PROBLEMAS Y TAREAS:
A – Según la nota sobre el fraude de Punto Legal, ¿desde dónde partió la movilización?
B – Por favor, imprime el fragmento de la nota sobre el fraude de Punto Legal desde "El litigante enfatizó" hasta "de familias guanajuatenses.", ambos incluidos.

TEXTO MOSTRADO:

Este viernes 24 de julio, integrantes del colectivo de afectados por el fraude inmobiliario de Punto Legal, acompañados por la Cruz Roja Ambiental y su equipo jurídico, se manifestaron a las afueras de la Fiscalía General del Estado de Guanajuato (FGEG) en León. La movilización, que partió desde la Central de Abastos, busca presionar a la autoridad para que transparente la ruta del dinero y acelere los procesos penales pendientes.
A pesar de que recientemente se dictó una sentencia histórica de más de mil años de prisión en contra de Edgar Francisco Ríos, la defensa técnica de las víctimas advirtió que la cifra es meramente simbólica y que no garantiza la devolución de su patrimonio.
El abogado Baccelli Lira, representante legal del grupo de afectados, aclaró que el marco normativo en el país impide que el sentenciado pase más de cuatro décadas tras las rejas, lo que deja a los defraudados en una situación de total indefensión financiera.
“Efectivamente, son más de mil años... sin embargo, he de precisar una aclaración: con respecto a los años de cárcel, en México no están establecidos más de 40 años. La conmutación de esos mil años se reduce a 40”, puntualizó Lira.
El litigante enfatizó que la pena temporal no resuelve el problema de fondo: el paradero de los recursos robados a cientos de familias guanajuatenses.
“En 40 años, el señor Edgar Francisco Ríos todo ese dinero va a estar exento de pagarlo si es que ya no está en un paraíso fiscal. Pero como no lo sabemos, porque Fiscalía no nos ha dado la ruta del dinero, precisamente lo que se busca es que nos digan: ‘Aquí está el dinero’”, aseveró Baccelli Lira.
Señaló directamente a la Fiscalía por mantener una actitud de inactividad respecto a los activos incautados y la posible complicidad de terceras personas que continúan libres.
“Fiscalía no les ha provisto de información al frente del dinero. Entonces, se gesta una incógnita bastante antojable para lo que es la inactividad de Fiscalía. ¿Por qué? Porque se está durmiendo en sus laureles”, mencionó Lira durante la manifestación.
Asimismo, el representante legal denunció que miembros de la familia del imputado continúan operando o gozando de recursos sin ser procesados.
“Ellos permanecen afuera, siguen viviendo en opulencia, siguen teniendo una protección particular. Entonces, ¿de dónde sale todo ese dinero? Con un sueldo que tiene la familia es imposible que realmente se tenga una vida como la que llevan”.

DATOS DE ORIGEN:
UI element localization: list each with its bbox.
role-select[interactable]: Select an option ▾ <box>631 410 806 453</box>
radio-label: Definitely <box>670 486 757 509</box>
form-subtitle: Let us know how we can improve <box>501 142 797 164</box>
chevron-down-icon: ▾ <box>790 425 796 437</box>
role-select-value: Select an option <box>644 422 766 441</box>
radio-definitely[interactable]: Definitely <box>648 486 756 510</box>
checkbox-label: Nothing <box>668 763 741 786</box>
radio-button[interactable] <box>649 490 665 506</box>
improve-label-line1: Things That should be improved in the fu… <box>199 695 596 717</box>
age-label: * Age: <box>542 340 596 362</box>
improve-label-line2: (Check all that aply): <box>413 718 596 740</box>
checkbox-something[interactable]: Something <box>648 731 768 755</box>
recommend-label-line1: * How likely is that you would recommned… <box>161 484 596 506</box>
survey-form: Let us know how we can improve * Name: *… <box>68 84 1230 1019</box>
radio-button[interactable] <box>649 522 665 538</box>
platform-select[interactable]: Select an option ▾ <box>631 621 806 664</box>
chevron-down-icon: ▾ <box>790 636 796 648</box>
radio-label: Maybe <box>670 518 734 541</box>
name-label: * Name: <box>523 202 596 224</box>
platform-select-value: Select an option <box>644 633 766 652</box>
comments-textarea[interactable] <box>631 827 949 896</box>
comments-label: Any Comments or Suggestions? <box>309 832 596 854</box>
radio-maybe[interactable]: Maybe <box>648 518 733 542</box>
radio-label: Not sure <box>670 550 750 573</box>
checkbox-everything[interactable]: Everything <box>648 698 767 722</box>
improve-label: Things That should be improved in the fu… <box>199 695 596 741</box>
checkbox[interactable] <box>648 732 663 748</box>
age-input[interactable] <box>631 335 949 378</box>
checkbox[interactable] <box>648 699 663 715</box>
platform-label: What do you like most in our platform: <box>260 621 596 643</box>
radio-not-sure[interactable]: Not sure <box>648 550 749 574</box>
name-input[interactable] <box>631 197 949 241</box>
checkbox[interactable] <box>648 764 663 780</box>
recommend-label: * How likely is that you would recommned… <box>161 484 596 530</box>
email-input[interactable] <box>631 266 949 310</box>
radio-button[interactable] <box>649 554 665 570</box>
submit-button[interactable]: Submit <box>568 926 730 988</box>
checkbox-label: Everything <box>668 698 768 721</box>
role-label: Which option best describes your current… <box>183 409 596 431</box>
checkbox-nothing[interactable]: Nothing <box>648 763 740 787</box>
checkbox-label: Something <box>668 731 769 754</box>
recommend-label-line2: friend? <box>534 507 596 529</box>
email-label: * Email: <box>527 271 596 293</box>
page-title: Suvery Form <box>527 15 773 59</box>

RESPUESTAS POR PUNTO:
A – Desde la Central de Abastos.

B –
El litigante enfatizó que la pena temporal no resuelve el problema de fondo: el paradero de los recursos robados a cientos de familias guanajuatenses.